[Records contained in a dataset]
_ _ _ _ _ _ _
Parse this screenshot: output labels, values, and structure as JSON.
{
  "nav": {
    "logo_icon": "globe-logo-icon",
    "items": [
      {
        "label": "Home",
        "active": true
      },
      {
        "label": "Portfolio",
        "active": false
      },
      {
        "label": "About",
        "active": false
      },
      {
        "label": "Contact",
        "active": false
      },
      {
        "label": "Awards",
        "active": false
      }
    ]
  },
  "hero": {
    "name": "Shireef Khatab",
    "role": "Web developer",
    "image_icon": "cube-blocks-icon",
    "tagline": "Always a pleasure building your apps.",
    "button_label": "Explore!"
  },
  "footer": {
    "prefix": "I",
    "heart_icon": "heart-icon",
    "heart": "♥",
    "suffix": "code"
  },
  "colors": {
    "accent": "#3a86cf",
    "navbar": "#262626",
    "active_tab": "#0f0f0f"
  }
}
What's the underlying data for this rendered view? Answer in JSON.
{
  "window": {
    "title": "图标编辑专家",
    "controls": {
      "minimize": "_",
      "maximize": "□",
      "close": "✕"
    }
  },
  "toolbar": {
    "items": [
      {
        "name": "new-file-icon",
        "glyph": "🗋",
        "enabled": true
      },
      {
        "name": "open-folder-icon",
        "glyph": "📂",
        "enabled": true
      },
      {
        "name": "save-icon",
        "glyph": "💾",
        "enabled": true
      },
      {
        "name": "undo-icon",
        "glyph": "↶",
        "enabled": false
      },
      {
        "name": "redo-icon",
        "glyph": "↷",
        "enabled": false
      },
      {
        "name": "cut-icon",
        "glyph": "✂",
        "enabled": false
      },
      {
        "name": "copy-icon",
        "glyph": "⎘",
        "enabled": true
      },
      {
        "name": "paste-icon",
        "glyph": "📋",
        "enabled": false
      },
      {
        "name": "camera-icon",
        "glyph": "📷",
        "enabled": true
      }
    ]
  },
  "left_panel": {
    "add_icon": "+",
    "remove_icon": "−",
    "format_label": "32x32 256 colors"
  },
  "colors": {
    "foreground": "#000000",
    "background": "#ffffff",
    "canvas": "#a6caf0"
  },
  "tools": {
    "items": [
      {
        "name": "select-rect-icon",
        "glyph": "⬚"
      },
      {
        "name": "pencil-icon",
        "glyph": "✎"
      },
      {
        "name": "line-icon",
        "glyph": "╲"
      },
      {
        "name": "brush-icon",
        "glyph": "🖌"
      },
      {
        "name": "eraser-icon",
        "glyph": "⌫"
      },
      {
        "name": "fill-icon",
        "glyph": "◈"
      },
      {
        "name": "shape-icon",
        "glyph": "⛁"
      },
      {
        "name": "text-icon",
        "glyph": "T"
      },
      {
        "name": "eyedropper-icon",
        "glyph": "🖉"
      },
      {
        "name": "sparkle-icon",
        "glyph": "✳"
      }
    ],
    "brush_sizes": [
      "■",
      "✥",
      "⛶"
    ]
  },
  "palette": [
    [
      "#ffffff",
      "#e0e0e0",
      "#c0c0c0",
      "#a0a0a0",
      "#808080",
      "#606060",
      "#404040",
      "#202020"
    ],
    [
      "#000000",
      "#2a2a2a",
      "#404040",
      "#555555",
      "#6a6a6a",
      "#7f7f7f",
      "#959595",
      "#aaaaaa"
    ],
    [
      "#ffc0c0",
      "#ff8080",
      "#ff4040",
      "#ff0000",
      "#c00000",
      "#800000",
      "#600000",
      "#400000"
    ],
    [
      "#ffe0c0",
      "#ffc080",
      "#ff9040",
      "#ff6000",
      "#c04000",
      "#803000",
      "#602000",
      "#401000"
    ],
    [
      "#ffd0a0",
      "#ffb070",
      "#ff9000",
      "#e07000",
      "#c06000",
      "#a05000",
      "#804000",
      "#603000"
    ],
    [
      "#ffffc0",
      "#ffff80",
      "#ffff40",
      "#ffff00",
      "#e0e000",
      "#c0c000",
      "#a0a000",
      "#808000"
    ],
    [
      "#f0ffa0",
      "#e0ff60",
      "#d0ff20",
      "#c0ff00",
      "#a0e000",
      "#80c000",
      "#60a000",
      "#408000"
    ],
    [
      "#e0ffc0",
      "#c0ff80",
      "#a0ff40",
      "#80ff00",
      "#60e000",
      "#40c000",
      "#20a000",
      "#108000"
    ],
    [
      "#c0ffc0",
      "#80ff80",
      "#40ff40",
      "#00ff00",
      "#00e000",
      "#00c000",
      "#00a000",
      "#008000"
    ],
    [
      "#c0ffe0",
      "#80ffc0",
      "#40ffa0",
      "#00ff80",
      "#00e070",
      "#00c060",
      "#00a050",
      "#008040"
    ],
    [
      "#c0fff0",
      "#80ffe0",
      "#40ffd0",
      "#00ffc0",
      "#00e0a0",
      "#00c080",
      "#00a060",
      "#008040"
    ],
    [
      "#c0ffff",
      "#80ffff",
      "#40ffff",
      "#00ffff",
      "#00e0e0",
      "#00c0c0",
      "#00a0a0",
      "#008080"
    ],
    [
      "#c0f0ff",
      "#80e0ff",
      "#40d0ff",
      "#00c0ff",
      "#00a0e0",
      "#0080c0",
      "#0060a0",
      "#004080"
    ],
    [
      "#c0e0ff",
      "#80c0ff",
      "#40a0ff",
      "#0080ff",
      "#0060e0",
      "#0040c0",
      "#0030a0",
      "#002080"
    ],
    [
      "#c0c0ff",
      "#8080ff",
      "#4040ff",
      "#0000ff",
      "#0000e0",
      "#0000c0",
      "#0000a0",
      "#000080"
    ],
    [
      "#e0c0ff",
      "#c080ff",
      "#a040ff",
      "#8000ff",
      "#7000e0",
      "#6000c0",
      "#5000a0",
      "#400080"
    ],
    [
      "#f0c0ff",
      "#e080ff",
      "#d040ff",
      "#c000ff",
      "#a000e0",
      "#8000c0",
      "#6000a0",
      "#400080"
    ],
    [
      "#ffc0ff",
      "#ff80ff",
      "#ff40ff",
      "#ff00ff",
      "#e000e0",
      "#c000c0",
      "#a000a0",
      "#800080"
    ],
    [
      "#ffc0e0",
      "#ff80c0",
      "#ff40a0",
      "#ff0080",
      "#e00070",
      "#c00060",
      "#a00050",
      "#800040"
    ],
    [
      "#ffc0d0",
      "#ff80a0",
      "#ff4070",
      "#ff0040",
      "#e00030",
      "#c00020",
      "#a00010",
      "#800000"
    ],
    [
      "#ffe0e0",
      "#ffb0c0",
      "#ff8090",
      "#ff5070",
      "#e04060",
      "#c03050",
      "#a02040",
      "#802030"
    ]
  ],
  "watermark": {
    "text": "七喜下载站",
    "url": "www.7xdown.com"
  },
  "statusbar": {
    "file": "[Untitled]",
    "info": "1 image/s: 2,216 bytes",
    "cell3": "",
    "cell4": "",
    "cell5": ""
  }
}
_ _ _ _ _ _ _
Every record above should be output exactly.

*Problem solution*.
Parse this screenshot: output labels, values, and structure as JSON.
{
  "nav": {
    "logo_icon": "globe-logo-icon",
    "items": [
      {
        "label": "Home",
        "active": true
      },
      {
        "label": "Portfolio",
        "active": false
      },
      {
        "label": "About",
        "active": false
      },
      {
        "label": "Contact",
        "active": false
      },
      {
        "label": "Awards",
        "active": false
      }
    ]
  },
  "hero": {
    "name": "Shireef Khatab",
    "role": "Web developer",
    "image_icon": "cube-blocks-icon",
    "tagline": "Always a pleasure building your apps.",
    "button_label": "Explore!"
  },
  "footer": {
    "prefix": "I",
    "heart_icon": "heart-icon",
    "heart": "♥",
    "suffix": "code"
  },
  "colors": {
    "accent": "#3a86cf",
    "navbar": "#262626",
    "active_tab": "#0f0f0f"
  }
}
What's the underlying data for this rendered view? Answer in JSON.
{
  "window": {
    "title": "图标编辑专家",
    "controls": {
      "minimize": "_",
      "maximize": "□",
      "close": "✕"
    }
  },
  "toolbar": {
    "items": [
      {
        "name": "new-file-icon",
        "glyph": "🗋",
        "enabled": true
      },
      {
        "name": "open-folder-icon",
        "glyph": "📂",
        "enabled": true
      },
      {
        "name": "save-icon",
        "glyph": "💾",
        "enabled": true
      },
      {
        "name": "undo-icon",
        "glyph": "↶",
        "enabled": false
      },
      {
        "name": "redo-icon",
        "glyph": "↷",
        "enabled": false
      },
      {
        "name": "cut-icon",
        "glyph": "✂",
        "enabled": false
      },
      {
        "name": "copy-icon",
        "glyph": "⎘",
        "enabled": true
      },
      {
        "name": "paste-icon",
        "glyph": "📋",
        "enabled": false
      },
      {
        "name": "camera-icon",
        "glyph": "📷",
        "enabled": true
      }
    ]
  },
  "left_panel": {
    "add_icon": "+",
    "remove_icon": "−",
    "format_label": "32x32 256 colors"
  },
  "colors": {
    "foreground": "#000000",
    "background": "#ffffff",
    "canvas": "#a6caf0"
  },
  "tools": {
    "items": [
      {
        "name": "select-rect-icon",
        "glyph": "⬚"
      },
      {
        "name": "pencil-icon",
        "glyph": "✎"
      },
      {
        "name": "line-icon",
        "glyph": "╲"
      },
      {
        "name": "brush-icon",
        "glyph": "🖌"
      },
      {
        "name": "eraser-icon",
        "glyph": "⌫"
      },
      {
        "name": "fill-icon",
        "glyph": "◈"
      },
      {
        "name": "shape-icon",
        "glyph": "⛁"
      },
      {
        "name": "text-icon",
        "glyph": "T"
      },
      {
        "name": "eyedropper-icon",
        "glyph": "🖉"
      },
      {
        "name": "sparkle-icon",
        "glyph": "✳"
      }
    ],
    "brush_sizes": [
      "■",
      "✥",
      "⛶"
    ]
  },
  "palette": [
    [
      "#ffffff",
      "#e0e0e0",
      "#c0c0c0",
      "#a0a0a0",
      "#808080",
      "#606060",
      "#404040",
      "#202020"
    ],
    [
      "#000000",
      "#2a2a2a",
      "#404040",
      "#555555",
      "#6a6a6a",
      "#7f7f7f",
      "#959595",
      "#aaaaaa"
    ],
    [
      "#ffc0c0",
      "#ff8080",
      "#ff4040",
      "#ff0000",
      "#c00000",
      "#800000",
      "#600000",
      "#400000"
    ],
    [
      "#ffe0c0",
      "#ffc080",
      "#ff9040",
      "#ff6000",
      "#c04000",
      "#803000",
      "#602000",
      "#401000"
    ],
    [
      "#ffd0a0",
      "#ffb070",
      "#ff9000",
      "#e07000",
      "#c06000",
      "#a05000",
      "#804000",
      "#603000"
    ],
    [
      "#ffffc0",
      "#ffff80",
      "#ffff40",
      "#ffff00",
      "#e0e000",
      "#c0c000",
      "#a0a000",
      "#808000"
    ],
    [
      "#f0ffa0",
      "#e0ff60",
      "#d0ff20",
      "#c0ff00",
      "#a0e000",
      "#80c000",
      "#60a000",
      "#408000"
    ],
    [
      "#e0ffc0",
      "#c0ff80",
      "#a0ff40",
      "#80ff00",
      "#60e000",
      "#40c000",
      "#20a000",
      "#108000"
    ],
    [
      "#c0ffc0",
      "#80ff80",
      "#40ff40",
      "#00ff00",
      "#00e000",
      "#00c000",
      "#00a000",
      "#008000"
    ],
    [
      "#c0ffe0",
      "#80ffc0",
      "#40ffa0",
      "#00ff80",
      "#00e070",
      "#00c060",
      "#00a050",
      "#008040"
    ],
    [
      "#c0fff0",
      "#80ffe0",
      "#40ffd0",
      "#00ffc0",
      "#00e0a0",
      "#00c080",
      "#00a060",
      "#008040"
    ],
    [
      "#c0ffff",
      "#80ffff",
      "#40ffff",
      "#00ffff",
      "#00e0e0",
      "#00c0c0",
      "#00a0a0",
      "#008080"
    ],
    [
      "#c0f0ff",
      "#80e0ff",
      "#40d0ff",
      "#00c0ff",
      "#00a0e0",
      "#0080c0",
      "#0060a0",
      "#004080"
    ],
    [
      "#c0e0ff",
      "#80c0ff",
      "#40a0ff",
      "#0080ff",
      "#0060e0",
      "#0040c0",
      "#0030a0",
      "#002080"
    ],
    [
      "#c0c0ff",
      "#8080ff",
      "#4040ff",
      "#0000ff",
      "#0000e0",
      "#0000c0",
      "#0000a0",
      "#000080"
    ],
    [
      "#e0c0ff",
      "#c080ff",
      "#a040ff",
      "#8000ff",
      "#7000e0",
      "#6000c0",
      "#5000a0",
      "#400080"
    ],
    [
      "#f0c0ff",
      "#e080ff",
      "#d040ff",
      "#c000ff",
      "#a000e0",
      "#8000c0",
      "#6000a0",
      "#400080"
    ],
    [
      "#ffc0ff",
      "#ff80ff",
      "#ff40ff",
      "#ff00ff",
      "#e000e0",
      "#c000c0",
      "#a000a0",
      "#800080"
    ],
    [
      "#ffc0e0",
      "#ff80c0",
      "#ff40a0",
      "#ff0080",
      "#e00070",
      "#c00060",
      "#a00050",
      "#800040"
    ],
    [
      "#ffc0d0",
      "#ff80a0",
      "#ff4070",
      "#ff0040",
      "#e00030",
      "#c00020",
      "#a00010",
      "#800000"
    ],
    [
      "#ffe0e0",
      "#ffb0c0",
      "#ff8090",
      "#ff5070",
      "#e04060",
      "#c03050",
      "#a02040",
      "#802030"
    ]
  ],
  "watermark": {
    "text": "七喜下载站",
    "url": "www.7xdown.com"
  },
  "statusbar": {
    "file": "[Untitled]",
    "info": "1 image/s: 2,216 bytes",
    "cell3": "",
    "cell4": "",
    "cell5": ""
  }
}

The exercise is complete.